RECORDS TO PROCESS:
====
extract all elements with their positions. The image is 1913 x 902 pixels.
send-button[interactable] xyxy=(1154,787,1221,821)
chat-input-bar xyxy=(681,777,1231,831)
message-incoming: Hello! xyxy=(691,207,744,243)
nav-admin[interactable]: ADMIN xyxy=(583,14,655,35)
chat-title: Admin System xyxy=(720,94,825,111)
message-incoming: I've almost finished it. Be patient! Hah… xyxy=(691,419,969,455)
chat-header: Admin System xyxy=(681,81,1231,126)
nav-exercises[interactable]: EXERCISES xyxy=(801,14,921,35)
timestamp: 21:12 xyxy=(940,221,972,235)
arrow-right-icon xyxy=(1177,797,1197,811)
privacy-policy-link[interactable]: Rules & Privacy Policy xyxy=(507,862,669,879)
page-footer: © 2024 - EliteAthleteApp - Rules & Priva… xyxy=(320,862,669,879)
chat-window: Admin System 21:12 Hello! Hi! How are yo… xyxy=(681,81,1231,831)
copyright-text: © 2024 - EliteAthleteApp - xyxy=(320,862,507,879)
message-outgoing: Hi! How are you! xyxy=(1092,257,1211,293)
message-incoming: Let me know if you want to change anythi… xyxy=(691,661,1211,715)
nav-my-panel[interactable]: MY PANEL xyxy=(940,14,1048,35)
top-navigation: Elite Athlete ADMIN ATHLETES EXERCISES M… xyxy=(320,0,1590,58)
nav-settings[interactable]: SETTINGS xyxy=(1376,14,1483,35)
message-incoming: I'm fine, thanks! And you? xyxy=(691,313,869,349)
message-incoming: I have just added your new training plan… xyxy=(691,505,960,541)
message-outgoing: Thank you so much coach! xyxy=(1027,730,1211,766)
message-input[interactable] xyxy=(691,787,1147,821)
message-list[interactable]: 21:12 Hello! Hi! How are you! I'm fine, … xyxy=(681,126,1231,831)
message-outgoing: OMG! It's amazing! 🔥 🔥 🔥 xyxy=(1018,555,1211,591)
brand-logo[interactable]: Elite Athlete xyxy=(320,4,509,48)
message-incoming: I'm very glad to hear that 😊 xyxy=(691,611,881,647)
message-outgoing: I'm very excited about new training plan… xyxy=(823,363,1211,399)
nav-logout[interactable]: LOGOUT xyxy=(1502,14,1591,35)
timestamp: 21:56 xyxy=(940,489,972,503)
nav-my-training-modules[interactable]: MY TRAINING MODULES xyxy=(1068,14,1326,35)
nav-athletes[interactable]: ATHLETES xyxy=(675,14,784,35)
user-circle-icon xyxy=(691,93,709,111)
====
WHAT THIS TASK INVOLVES: Locate each line of the material above that contains the string "input" and copy those lines.

REPLY:
chat-input-bar xyxy=(681,777,1231,831)
message-input[interactable] xyxy=(691,787,1147,821)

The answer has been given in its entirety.